Requirements:
Find the word "наиболее" in the listing; pull out each line holding it.

Saved entries:
· · ·
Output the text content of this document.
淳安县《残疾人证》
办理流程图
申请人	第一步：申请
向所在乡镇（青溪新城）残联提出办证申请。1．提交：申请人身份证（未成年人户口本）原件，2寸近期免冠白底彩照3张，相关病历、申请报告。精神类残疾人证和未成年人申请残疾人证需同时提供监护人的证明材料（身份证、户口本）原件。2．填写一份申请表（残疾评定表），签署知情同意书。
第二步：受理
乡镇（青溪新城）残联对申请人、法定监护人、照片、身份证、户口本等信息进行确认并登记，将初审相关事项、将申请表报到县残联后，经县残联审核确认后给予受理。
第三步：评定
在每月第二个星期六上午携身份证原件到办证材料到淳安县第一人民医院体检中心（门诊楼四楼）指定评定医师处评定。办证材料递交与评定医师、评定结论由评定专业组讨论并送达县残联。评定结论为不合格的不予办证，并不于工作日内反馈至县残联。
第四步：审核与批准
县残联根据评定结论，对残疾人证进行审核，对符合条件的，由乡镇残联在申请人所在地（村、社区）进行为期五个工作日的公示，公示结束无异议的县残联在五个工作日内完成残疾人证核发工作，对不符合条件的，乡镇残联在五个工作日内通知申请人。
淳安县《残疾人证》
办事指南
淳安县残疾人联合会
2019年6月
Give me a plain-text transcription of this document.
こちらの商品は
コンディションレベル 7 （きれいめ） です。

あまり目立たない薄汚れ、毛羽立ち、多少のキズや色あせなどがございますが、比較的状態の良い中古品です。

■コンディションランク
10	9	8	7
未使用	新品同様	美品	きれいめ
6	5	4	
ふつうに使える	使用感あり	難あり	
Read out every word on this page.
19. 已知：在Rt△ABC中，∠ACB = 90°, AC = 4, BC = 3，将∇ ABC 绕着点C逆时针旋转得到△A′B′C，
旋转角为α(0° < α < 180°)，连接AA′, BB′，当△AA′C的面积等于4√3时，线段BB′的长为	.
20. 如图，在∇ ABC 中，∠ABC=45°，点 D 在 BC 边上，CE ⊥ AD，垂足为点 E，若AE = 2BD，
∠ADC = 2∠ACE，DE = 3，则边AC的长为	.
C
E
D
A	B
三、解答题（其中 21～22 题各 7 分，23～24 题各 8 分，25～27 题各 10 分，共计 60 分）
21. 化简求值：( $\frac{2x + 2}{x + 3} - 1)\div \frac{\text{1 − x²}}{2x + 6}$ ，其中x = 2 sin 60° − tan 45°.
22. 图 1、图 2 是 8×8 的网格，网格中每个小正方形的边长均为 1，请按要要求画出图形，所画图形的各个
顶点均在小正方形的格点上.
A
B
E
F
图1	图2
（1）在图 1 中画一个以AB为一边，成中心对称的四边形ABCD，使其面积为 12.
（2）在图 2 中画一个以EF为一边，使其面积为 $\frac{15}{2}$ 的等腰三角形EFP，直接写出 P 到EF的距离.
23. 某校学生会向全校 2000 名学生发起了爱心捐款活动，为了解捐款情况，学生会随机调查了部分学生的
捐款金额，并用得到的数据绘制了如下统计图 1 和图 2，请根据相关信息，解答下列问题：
· · ·
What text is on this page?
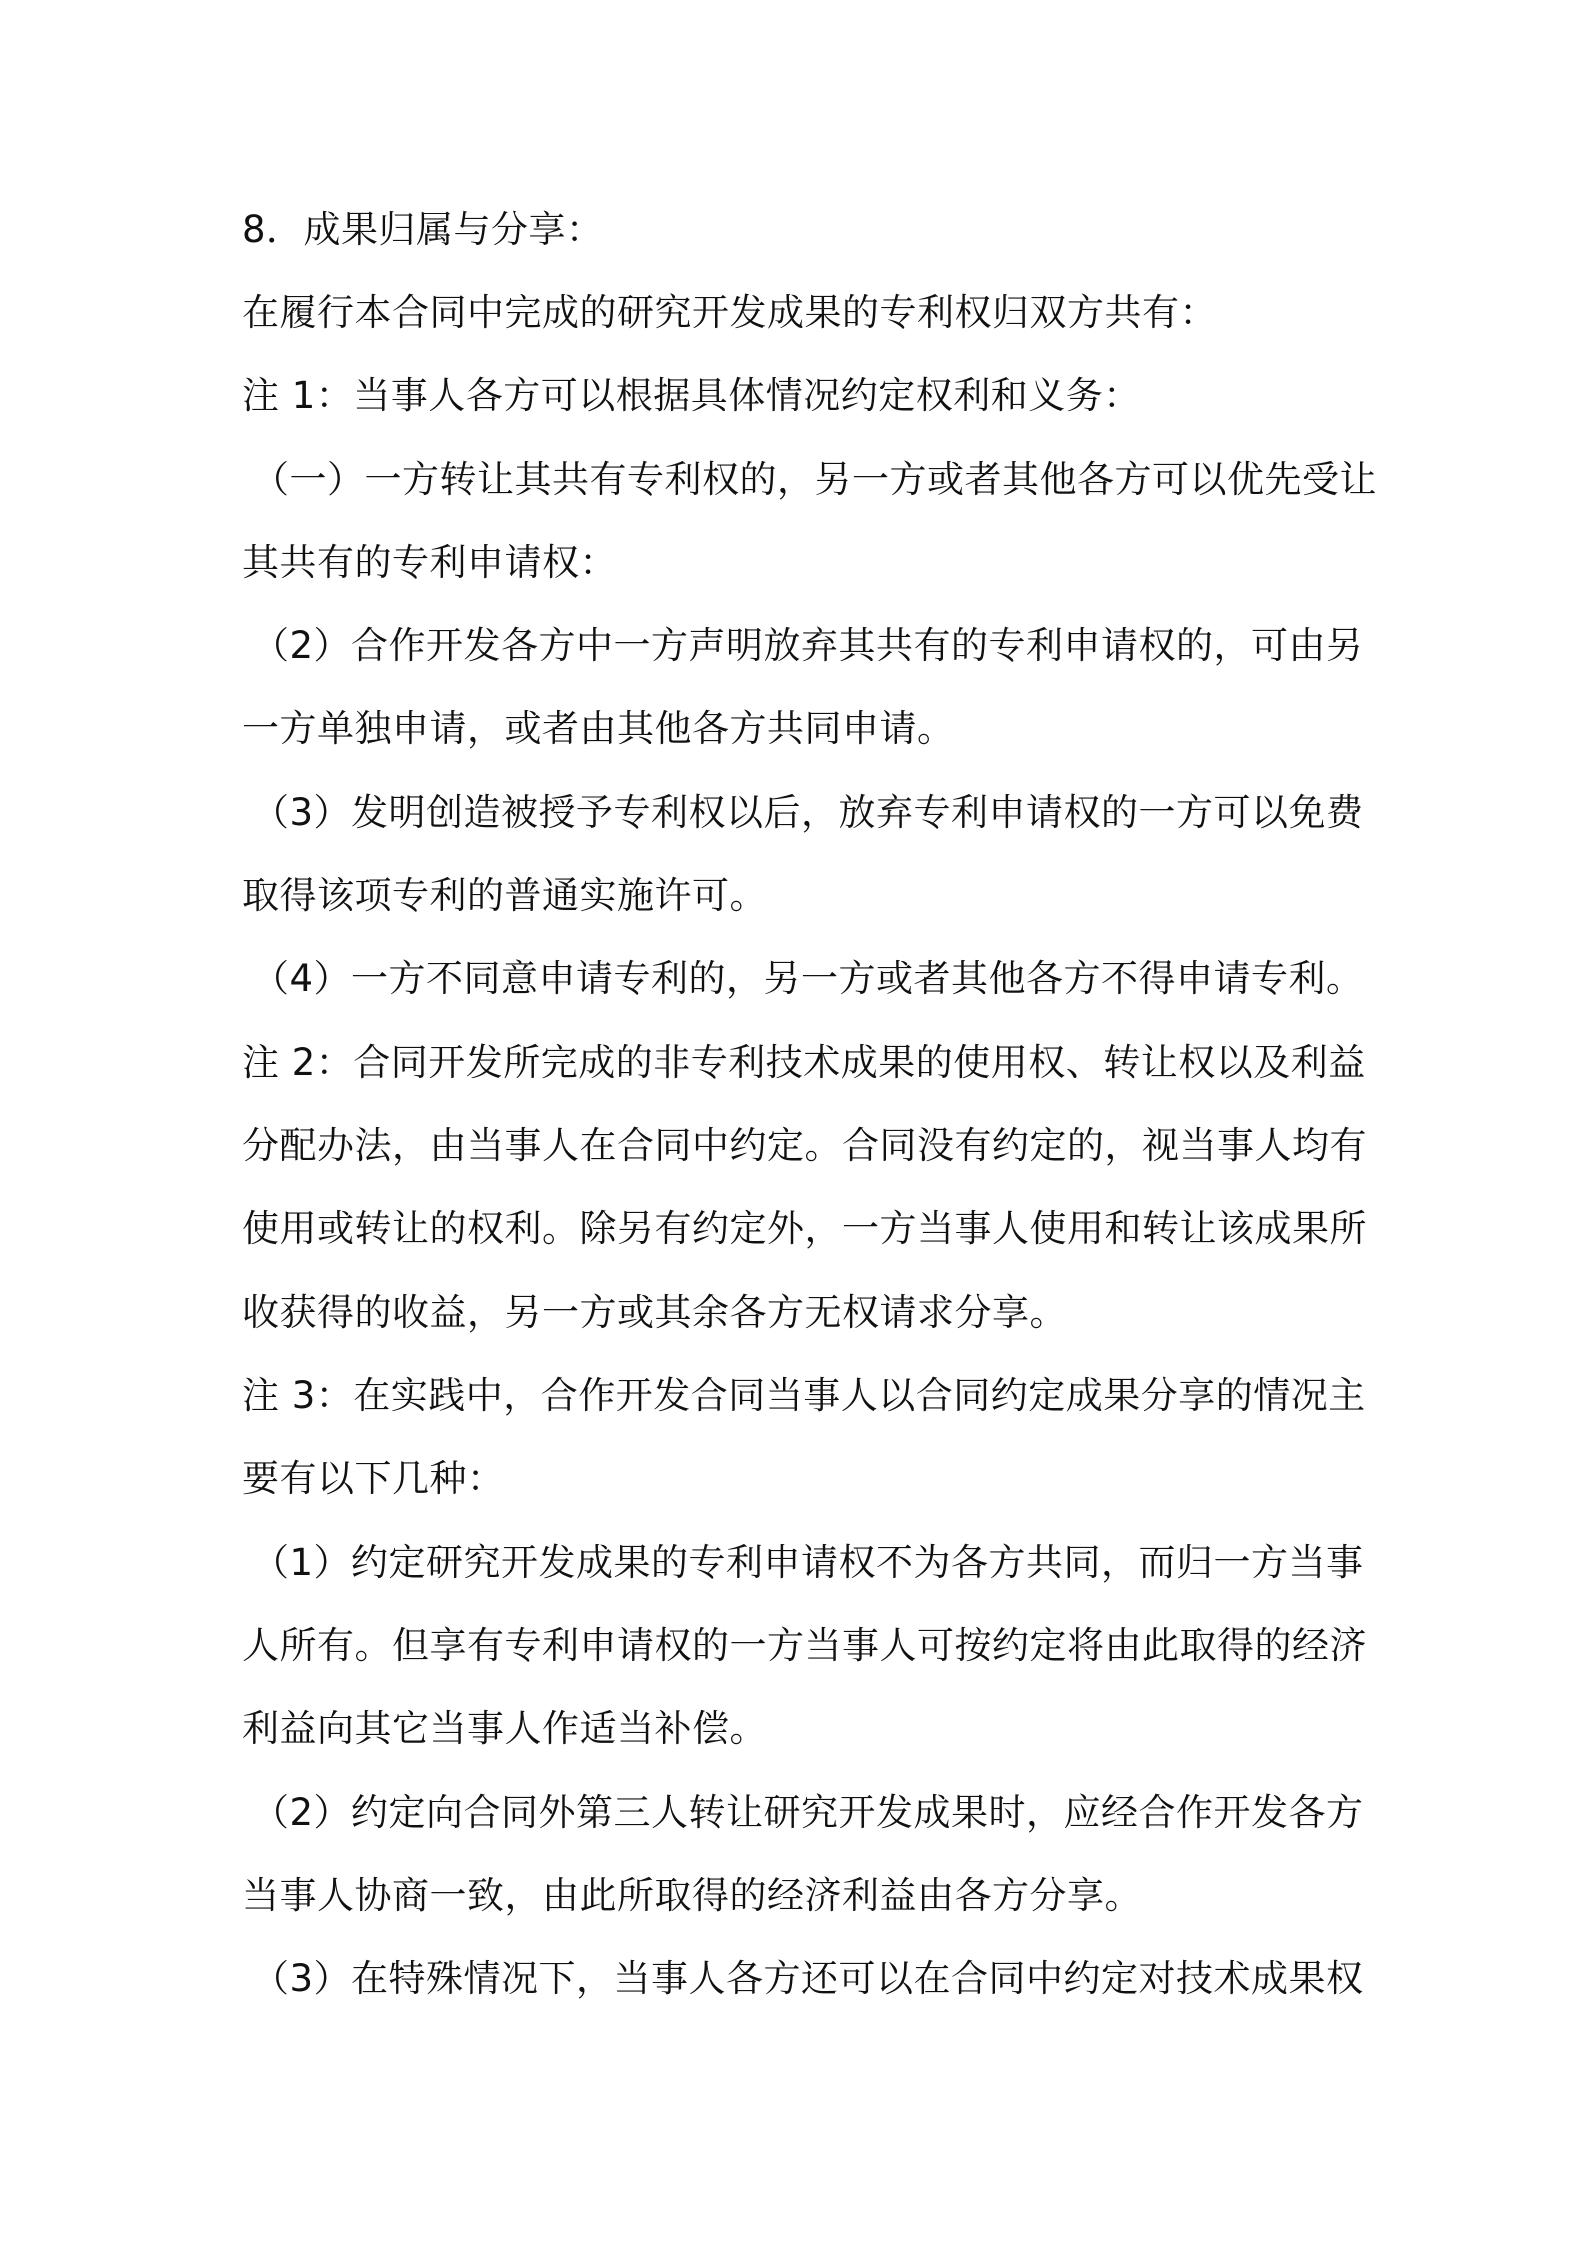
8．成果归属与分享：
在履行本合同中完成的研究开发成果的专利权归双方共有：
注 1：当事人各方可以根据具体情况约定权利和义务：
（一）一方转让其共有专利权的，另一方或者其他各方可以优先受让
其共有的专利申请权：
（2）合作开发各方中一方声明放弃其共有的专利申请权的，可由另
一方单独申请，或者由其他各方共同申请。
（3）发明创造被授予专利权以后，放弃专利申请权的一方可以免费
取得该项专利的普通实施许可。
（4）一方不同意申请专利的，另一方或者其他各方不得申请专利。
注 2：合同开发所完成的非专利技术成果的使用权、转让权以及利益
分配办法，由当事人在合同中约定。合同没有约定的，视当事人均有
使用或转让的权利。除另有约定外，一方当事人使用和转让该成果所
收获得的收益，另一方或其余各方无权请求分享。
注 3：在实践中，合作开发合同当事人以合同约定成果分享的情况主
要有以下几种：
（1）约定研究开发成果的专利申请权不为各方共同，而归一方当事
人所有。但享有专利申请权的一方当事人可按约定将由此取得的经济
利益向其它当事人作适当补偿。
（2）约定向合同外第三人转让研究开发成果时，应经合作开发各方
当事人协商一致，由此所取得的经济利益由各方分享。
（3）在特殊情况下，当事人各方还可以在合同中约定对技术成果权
· · ·
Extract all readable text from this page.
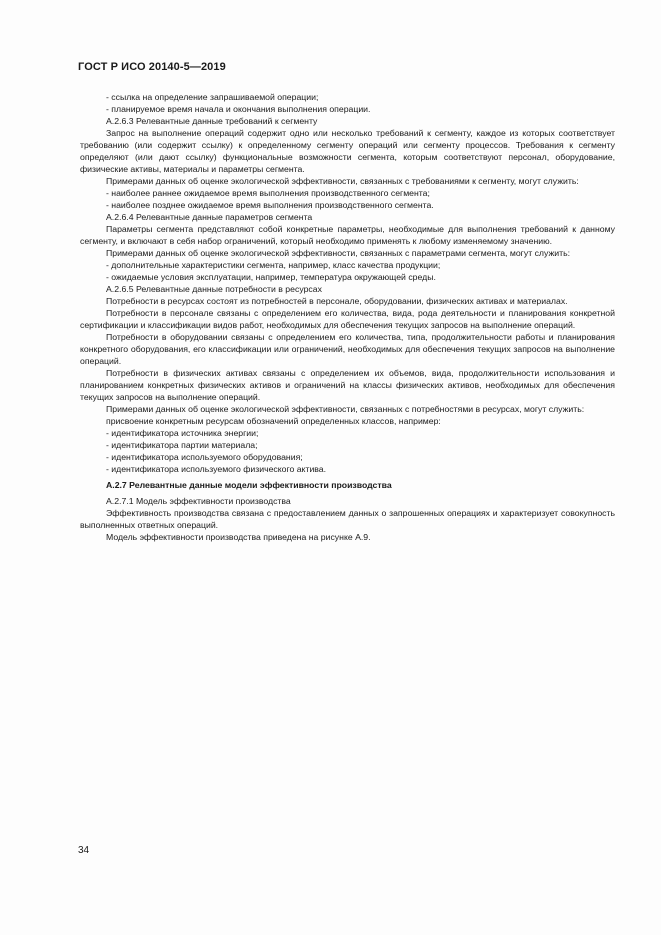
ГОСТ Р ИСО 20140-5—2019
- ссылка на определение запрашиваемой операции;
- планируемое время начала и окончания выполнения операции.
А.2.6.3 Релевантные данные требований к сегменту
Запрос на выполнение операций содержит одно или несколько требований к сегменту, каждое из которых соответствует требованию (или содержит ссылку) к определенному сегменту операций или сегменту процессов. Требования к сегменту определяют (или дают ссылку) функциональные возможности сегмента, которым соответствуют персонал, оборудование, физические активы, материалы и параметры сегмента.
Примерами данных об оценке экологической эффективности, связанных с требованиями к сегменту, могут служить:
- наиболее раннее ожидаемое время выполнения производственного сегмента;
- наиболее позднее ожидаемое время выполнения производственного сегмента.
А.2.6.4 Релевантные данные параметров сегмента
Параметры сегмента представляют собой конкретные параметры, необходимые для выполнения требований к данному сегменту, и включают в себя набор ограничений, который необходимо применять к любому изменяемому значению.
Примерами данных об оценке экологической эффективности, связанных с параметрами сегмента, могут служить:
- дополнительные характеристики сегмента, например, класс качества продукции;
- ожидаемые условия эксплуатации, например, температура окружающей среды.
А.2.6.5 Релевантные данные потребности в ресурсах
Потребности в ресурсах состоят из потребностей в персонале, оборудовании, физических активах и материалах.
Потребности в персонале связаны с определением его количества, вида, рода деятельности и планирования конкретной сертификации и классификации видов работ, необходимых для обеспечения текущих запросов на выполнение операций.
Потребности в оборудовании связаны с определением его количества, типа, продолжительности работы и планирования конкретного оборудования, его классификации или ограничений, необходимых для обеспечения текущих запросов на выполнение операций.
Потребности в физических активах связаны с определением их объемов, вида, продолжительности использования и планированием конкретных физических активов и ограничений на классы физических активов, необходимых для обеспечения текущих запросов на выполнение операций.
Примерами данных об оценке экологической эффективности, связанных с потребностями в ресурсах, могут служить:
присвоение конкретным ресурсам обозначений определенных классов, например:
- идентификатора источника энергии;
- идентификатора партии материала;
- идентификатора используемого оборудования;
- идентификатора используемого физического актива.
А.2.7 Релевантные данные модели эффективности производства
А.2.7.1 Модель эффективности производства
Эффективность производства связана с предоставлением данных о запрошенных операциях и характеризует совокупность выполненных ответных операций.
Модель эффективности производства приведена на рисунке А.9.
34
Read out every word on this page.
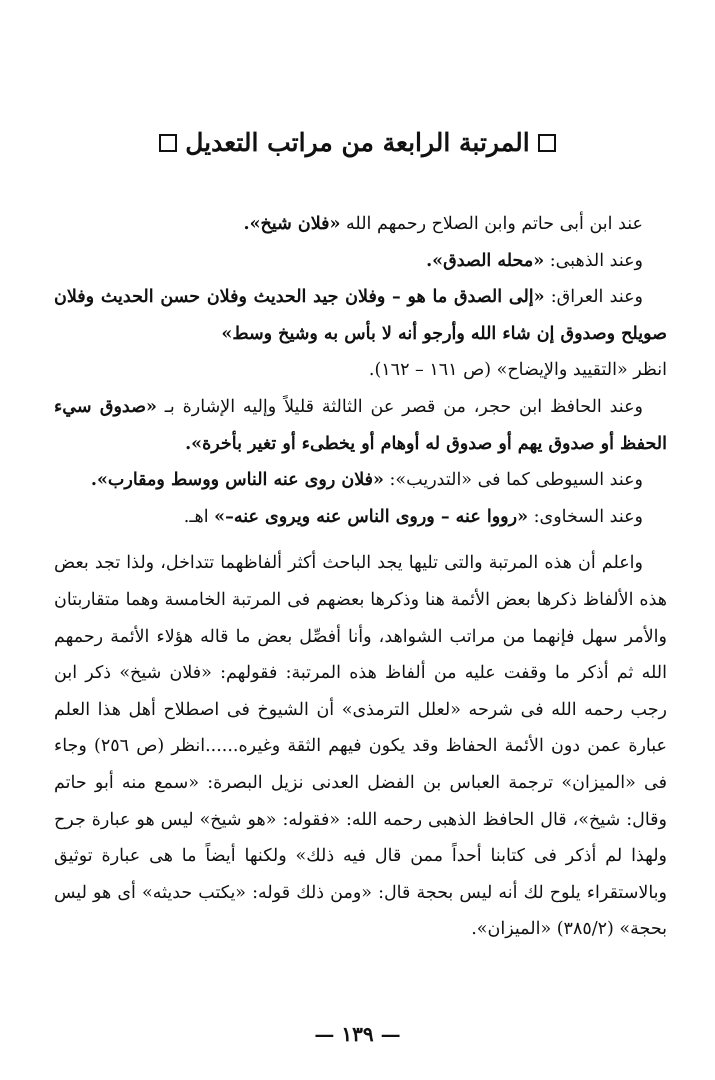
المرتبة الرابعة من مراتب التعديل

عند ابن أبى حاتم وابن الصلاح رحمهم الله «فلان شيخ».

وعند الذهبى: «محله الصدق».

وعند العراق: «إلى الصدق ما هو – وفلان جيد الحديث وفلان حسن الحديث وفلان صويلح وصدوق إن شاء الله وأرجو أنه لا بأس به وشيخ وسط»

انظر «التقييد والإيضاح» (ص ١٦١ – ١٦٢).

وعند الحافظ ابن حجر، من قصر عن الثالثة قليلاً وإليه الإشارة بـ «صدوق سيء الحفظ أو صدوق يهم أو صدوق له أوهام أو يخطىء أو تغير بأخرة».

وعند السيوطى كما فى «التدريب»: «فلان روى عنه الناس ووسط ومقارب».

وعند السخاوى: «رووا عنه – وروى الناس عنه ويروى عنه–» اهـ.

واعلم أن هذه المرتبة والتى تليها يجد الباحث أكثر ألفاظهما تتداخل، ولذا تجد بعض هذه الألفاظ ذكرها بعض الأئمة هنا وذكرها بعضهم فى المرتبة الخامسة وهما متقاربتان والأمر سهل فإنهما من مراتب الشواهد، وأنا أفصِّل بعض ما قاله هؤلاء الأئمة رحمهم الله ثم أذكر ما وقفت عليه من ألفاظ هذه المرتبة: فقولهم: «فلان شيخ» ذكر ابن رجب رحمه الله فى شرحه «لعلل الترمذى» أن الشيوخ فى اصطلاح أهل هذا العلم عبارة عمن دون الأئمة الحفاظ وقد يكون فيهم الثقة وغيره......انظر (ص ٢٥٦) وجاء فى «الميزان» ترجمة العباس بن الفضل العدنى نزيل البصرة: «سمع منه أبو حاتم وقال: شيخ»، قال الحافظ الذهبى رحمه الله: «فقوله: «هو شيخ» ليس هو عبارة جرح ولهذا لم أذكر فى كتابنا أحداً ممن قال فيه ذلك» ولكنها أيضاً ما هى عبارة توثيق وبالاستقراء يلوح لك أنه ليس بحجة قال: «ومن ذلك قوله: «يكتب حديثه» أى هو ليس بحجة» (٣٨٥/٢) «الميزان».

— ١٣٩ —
· · ·
Complete output:
- наиболее раннее ожидаемое время выполнения производственного сегмента;
- наиболее позднее ожидаемое время выполнения производственного сегмента.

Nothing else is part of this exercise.